Given request:
Search the data below for the string "system". Extract every line that contains it.

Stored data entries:

※

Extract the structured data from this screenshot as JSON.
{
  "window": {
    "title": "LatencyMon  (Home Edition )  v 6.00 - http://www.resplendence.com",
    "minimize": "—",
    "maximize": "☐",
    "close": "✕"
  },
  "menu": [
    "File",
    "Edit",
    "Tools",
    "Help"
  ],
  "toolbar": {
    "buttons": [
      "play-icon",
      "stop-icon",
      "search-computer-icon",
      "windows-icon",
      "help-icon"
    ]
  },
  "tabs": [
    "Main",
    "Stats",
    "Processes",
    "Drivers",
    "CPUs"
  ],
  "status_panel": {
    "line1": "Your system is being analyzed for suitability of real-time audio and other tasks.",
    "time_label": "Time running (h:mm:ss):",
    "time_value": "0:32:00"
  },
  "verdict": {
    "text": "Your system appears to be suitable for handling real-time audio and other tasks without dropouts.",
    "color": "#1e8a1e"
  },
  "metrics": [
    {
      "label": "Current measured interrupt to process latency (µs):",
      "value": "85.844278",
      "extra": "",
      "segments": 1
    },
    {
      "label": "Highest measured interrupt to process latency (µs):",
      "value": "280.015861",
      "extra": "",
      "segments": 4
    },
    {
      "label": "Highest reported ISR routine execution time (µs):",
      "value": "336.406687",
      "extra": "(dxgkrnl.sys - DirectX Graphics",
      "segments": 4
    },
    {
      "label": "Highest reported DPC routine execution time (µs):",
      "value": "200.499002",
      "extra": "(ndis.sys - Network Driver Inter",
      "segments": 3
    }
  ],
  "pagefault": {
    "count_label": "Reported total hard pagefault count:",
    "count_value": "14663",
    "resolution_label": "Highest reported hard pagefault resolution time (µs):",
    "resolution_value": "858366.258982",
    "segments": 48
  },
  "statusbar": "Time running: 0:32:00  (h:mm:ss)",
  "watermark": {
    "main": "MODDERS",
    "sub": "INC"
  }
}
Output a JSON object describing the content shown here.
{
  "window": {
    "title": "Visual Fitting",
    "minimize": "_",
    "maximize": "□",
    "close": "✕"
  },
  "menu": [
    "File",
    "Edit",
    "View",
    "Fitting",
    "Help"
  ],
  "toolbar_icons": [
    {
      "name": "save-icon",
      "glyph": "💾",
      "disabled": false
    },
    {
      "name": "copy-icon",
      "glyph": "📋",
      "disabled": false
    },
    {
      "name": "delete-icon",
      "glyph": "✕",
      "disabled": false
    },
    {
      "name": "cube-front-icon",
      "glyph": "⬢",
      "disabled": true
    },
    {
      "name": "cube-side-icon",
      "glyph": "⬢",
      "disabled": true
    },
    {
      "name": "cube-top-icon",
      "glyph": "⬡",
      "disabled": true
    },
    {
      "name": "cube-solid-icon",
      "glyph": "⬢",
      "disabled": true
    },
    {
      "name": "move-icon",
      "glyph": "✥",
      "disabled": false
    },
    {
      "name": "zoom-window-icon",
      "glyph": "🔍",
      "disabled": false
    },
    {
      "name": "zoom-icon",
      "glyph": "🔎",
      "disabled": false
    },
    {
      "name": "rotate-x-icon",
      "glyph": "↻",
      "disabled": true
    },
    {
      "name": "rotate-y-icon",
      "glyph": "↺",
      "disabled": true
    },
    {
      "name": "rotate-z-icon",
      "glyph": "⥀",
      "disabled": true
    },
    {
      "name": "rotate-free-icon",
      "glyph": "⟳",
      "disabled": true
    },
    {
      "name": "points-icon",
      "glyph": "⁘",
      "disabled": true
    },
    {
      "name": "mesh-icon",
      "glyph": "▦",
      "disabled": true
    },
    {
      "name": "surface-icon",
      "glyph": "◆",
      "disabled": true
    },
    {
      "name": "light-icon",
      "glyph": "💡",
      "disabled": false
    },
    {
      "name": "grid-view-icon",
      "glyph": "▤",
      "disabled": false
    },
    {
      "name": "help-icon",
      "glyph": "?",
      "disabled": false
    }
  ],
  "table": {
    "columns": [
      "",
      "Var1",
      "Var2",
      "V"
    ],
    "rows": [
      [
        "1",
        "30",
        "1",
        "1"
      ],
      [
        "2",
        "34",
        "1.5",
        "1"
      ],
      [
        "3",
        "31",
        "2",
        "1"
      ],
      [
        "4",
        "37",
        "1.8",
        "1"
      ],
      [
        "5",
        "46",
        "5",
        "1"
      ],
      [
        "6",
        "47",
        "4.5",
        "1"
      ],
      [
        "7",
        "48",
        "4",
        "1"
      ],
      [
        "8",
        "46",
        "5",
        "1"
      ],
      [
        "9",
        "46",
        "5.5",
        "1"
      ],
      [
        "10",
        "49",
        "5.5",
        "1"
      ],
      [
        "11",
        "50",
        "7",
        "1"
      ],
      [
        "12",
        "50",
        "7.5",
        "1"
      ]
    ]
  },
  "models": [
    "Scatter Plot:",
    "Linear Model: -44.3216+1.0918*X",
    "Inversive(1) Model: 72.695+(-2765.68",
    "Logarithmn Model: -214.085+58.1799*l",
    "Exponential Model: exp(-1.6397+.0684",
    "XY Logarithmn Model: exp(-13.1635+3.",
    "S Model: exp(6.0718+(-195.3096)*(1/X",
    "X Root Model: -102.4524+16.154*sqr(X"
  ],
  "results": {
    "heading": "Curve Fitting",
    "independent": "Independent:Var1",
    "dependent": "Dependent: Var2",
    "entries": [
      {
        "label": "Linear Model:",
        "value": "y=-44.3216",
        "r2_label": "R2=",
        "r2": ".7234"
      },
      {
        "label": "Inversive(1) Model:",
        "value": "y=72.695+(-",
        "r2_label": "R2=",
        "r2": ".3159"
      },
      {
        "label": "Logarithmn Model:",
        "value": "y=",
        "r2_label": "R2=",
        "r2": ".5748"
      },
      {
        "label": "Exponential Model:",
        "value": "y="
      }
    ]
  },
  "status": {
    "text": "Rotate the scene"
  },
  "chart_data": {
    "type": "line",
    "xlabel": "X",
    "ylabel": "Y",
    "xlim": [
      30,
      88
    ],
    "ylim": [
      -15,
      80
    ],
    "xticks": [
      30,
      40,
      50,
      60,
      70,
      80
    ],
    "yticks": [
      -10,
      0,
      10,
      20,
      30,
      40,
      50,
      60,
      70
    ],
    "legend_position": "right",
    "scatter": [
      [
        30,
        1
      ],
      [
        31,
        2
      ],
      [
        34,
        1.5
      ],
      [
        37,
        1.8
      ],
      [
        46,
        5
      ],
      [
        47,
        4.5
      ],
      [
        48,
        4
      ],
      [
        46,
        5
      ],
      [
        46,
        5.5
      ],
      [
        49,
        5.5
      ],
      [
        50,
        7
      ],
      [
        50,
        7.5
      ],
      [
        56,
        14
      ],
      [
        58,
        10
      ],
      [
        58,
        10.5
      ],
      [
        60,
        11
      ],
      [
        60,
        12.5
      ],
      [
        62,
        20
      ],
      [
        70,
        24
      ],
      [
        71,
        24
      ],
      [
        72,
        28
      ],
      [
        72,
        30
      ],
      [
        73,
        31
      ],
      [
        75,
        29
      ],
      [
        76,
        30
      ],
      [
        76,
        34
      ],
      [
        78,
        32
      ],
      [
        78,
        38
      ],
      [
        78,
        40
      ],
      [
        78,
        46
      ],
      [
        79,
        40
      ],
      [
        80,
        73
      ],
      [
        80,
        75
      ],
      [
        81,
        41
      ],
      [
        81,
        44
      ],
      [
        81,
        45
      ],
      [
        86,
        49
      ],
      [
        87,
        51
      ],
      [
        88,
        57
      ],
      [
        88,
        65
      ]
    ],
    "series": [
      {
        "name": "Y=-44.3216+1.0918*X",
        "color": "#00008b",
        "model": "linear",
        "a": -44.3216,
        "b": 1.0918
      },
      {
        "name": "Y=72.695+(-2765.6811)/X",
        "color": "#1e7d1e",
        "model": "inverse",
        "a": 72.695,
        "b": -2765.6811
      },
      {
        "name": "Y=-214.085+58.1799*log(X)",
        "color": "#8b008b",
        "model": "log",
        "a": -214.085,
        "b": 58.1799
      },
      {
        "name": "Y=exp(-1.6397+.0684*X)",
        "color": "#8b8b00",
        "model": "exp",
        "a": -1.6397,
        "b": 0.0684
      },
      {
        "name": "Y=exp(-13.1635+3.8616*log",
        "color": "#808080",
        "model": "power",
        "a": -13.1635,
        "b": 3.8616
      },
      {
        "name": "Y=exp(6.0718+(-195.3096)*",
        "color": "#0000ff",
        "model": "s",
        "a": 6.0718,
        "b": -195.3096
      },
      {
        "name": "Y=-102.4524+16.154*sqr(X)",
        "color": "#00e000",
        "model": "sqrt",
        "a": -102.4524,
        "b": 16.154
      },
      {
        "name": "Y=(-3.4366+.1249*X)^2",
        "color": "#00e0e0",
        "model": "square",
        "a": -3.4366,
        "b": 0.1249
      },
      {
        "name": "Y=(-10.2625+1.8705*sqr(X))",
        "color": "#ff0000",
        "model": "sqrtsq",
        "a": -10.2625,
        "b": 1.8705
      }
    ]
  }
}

※

Response to the task:
    "line1": "Your system is being analyzed for suitability of real-time audio and other tasks.",
    "text": "Your system appears to be suitable for handling real-time audio and other tasks without dropouts.",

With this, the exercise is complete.